__DIRECTIVE__: Look for the string "tensile" in the lines and copy each line that has it.

Entries taken from a collection
——————
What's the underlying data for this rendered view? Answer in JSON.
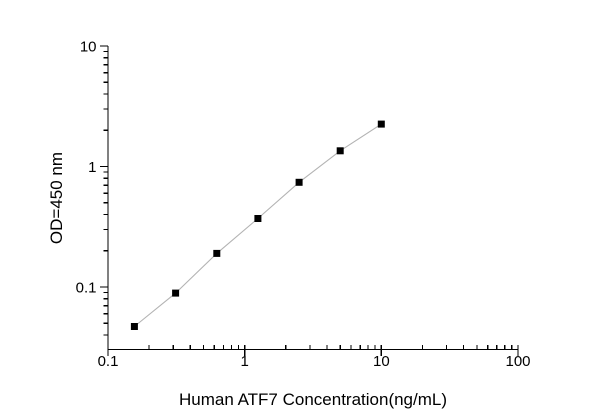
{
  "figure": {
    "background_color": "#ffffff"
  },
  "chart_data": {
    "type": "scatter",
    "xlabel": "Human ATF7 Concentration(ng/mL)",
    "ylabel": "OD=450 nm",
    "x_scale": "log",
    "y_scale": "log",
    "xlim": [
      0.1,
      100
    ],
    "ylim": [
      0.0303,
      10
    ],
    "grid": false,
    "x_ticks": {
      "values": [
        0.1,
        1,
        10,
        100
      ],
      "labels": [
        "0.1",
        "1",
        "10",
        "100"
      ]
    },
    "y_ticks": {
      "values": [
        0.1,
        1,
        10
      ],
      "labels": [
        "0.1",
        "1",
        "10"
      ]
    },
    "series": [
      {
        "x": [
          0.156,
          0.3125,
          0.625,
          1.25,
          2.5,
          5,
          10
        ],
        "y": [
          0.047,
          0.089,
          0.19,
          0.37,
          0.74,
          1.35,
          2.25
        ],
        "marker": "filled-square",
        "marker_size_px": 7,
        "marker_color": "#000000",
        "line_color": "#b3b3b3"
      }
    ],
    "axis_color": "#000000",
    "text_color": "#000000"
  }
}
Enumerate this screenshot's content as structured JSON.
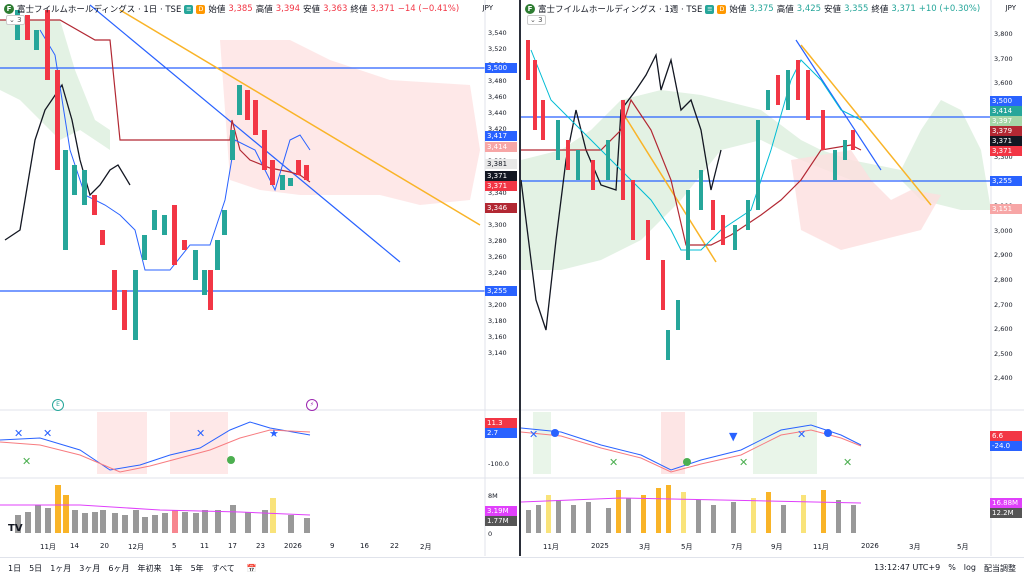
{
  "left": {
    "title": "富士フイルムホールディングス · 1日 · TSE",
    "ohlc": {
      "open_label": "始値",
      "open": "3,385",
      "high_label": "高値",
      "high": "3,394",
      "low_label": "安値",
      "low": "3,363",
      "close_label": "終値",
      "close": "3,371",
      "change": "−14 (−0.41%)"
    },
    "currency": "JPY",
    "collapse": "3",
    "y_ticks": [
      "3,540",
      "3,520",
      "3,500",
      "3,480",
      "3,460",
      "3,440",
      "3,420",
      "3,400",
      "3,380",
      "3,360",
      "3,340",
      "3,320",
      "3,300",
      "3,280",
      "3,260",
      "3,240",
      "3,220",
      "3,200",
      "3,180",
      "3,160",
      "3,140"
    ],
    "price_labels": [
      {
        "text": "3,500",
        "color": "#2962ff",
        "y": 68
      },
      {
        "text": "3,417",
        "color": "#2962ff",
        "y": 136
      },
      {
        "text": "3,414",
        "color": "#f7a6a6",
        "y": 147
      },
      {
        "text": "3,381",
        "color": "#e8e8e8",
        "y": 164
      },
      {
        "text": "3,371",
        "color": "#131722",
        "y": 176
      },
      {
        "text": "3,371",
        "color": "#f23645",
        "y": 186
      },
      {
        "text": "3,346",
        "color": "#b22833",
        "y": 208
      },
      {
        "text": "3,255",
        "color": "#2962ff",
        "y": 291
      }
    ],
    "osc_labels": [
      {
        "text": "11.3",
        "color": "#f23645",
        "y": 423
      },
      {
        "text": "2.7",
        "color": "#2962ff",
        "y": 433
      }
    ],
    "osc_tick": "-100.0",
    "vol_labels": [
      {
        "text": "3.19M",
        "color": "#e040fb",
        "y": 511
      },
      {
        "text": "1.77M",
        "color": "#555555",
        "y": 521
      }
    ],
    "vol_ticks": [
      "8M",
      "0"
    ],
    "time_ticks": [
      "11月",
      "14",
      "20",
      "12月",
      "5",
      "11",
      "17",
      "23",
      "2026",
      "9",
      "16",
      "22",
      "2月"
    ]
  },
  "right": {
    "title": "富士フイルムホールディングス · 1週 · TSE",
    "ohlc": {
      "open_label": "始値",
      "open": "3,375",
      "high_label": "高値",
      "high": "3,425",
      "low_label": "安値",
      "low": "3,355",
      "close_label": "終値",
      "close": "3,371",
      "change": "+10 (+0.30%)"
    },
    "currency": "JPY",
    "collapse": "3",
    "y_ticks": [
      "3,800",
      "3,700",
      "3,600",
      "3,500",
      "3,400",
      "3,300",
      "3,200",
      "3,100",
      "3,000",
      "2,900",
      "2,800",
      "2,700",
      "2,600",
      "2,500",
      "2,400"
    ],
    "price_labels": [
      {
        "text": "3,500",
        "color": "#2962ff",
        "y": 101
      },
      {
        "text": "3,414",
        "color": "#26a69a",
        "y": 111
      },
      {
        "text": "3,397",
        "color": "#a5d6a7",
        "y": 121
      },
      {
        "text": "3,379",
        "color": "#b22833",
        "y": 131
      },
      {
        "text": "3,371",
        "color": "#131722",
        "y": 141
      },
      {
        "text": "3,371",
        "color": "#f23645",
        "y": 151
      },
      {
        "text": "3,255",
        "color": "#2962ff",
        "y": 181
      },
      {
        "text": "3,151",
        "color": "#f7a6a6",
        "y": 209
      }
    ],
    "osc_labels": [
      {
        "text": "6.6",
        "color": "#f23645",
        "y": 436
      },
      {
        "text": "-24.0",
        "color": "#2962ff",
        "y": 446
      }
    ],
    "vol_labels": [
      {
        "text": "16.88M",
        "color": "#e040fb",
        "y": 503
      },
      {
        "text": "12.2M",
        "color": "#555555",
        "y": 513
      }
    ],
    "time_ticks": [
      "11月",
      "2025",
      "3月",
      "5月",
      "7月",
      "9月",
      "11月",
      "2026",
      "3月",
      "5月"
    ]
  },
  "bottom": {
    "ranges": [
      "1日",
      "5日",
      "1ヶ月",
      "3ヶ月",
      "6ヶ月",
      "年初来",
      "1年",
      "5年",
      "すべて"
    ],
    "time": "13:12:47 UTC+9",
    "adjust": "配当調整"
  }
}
——————
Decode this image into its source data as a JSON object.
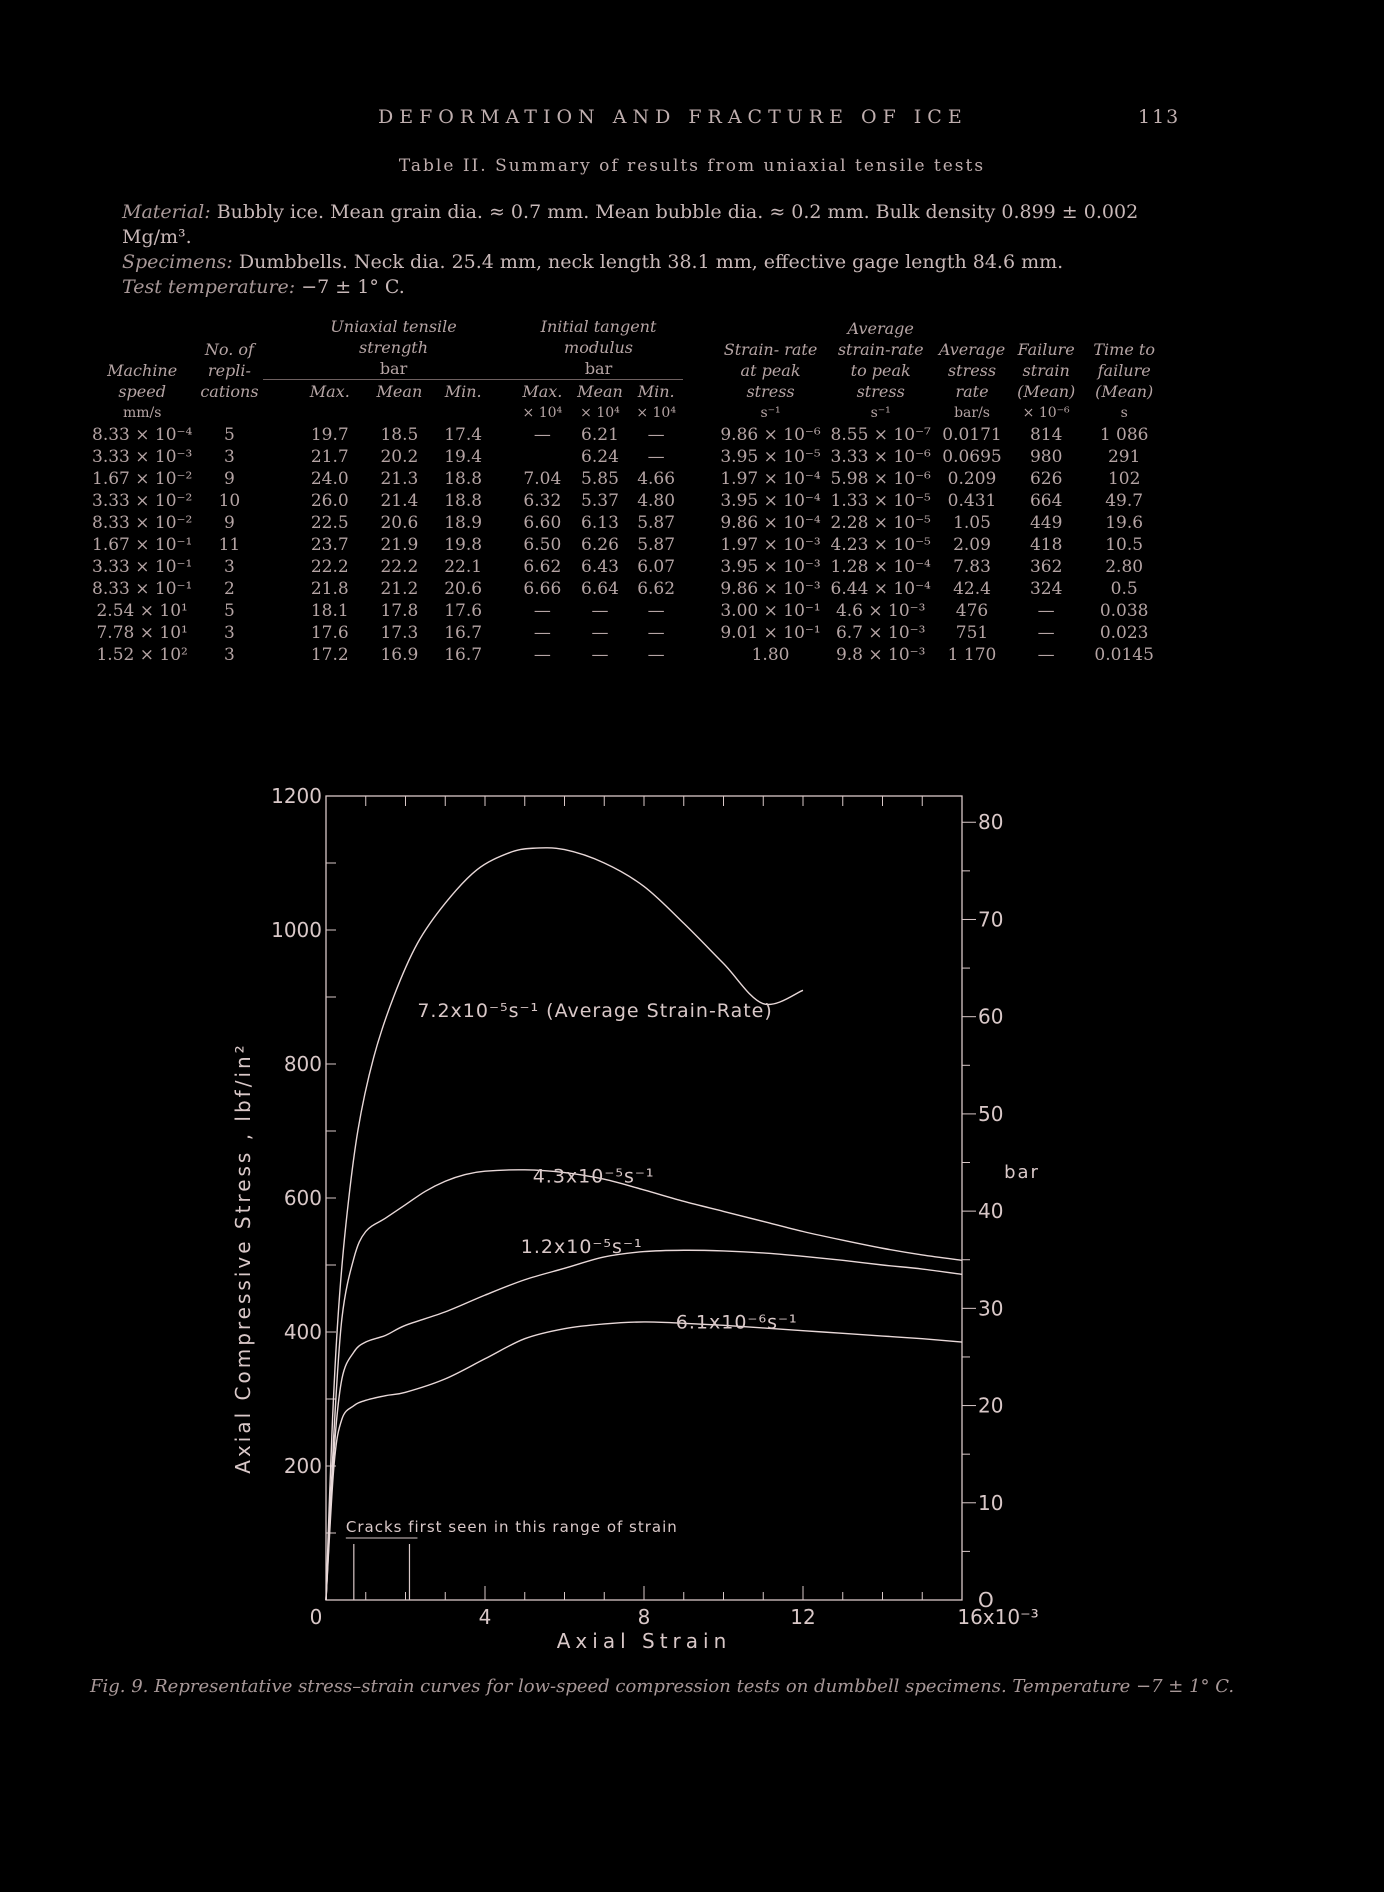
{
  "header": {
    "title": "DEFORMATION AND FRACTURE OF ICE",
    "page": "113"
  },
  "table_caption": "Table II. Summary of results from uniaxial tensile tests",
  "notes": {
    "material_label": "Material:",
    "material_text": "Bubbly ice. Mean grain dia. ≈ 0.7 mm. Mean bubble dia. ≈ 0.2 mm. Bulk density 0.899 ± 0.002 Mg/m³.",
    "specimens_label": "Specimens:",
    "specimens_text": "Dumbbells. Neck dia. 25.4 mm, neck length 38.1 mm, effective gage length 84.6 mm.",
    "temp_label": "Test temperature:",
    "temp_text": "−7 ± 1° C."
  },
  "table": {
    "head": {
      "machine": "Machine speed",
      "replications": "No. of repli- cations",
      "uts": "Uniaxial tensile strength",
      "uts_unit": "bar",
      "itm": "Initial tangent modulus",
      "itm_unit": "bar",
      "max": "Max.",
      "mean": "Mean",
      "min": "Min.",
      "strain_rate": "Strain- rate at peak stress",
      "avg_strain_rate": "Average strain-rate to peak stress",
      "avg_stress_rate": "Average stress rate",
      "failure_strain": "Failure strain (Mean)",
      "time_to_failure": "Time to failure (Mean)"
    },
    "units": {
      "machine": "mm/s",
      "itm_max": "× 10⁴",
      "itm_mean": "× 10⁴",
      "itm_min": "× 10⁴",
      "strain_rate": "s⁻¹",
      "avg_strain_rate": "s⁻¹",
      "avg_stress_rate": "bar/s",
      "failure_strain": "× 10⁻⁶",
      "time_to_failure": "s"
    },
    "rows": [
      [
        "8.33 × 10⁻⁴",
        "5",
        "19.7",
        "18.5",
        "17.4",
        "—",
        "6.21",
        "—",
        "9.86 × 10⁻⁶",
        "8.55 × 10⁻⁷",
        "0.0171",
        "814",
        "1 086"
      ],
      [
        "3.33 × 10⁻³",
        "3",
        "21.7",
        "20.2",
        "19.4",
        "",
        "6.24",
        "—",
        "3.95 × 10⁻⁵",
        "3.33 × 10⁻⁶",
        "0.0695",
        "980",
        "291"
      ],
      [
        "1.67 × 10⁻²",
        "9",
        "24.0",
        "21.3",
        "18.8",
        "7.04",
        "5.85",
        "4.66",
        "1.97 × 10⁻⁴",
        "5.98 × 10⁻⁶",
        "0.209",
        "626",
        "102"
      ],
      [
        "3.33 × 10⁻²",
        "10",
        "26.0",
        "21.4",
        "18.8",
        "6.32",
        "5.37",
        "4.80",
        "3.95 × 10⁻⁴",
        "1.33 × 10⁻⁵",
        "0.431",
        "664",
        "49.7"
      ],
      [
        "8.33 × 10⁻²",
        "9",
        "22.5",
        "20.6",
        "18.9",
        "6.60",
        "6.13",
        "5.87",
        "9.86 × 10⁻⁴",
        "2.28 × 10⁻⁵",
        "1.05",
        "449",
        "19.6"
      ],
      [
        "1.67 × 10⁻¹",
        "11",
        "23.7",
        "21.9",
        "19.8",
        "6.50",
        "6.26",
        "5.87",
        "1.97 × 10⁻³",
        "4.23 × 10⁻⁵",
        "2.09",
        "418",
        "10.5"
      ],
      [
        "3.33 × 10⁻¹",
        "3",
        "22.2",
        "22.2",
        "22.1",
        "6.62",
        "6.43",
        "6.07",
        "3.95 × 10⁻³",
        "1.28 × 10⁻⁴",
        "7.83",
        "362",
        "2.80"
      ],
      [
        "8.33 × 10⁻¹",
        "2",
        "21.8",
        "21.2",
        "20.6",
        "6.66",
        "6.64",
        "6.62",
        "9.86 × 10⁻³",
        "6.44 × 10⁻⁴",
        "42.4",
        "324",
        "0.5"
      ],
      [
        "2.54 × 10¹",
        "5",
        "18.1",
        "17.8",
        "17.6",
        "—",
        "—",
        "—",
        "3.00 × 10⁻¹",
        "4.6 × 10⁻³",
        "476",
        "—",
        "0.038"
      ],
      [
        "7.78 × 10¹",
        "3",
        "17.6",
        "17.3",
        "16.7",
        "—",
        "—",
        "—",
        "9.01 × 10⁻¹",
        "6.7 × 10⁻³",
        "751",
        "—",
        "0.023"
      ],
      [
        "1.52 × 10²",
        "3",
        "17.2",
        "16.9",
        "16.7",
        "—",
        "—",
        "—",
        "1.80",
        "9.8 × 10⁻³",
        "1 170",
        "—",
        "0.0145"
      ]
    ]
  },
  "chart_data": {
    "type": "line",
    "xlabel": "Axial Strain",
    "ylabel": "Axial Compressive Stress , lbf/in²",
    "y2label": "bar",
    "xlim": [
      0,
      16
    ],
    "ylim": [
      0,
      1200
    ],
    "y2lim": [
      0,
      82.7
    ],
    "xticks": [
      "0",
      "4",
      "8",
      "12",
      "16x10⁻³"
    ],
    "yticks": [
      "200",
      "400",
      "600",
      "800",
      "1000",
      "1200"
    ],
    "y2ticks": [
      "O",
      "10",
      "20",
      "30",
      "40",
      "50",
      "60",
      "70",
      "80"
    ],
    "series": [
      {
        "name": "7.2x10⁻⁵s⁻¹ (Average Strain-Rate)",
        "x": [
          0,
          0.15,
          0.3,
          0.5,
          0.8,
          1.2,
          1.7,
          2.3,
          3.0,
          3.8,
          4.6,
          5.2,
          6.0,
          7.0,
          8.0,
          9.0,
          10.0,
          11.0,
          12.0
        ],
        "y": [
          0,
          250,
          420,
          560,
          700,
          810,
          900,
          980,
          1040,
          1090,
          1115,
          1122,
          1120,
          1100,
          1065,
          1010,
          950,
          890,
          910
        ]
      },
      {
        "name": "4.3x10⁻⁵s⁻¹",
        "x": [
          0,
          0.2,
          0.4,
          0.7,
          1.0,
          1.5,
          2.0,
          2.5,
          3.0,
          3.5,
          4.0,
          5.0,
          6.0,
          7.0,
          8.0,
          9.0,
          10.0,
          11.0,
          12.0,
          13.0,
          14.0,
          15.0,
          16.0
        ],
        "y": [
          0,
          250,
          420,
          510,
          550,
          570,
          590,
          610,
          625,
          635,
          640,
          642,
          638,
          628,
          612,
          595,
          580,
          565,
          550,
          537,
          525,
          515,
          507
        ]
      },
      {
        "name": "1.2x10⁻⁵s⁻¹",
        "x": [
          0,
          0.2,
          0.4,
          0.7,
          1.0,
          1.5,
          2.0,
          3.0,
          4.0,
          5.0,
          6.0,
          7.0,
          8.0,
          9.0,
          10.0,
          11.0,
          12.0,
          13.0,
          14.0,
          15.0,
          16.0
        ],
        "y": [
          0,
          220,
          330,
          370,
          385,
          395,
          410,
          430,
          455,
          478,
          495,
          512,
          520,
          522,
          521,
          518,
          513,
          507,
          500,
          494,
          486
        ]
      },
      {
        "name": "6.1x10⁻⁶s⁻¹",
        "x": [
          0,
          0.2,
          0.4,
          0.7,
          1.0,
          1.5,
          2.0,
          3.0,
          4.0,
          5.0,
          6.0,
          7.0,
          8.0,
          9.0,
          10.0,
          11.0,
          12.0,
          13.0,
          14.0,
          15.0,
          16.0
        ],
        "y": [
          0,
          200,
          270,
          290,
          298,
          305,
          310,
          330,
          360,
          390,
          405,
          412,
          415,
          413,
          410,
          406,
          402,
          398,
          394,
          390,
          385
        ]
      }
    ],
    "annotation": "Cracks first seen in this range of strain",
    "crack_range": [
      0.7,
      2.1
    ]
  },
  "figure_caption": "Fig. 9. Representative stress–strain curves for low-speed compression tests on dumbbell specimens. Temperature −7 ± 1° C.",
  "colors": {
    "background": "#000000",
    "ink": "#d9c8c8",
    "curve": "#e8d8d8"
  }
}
——————
__RESULT FOR THIS TASK__:
  "table_caption": "Table II. Summary of results from uniaxial tensile tests",
      "uts": "Uniaxial tensile strength",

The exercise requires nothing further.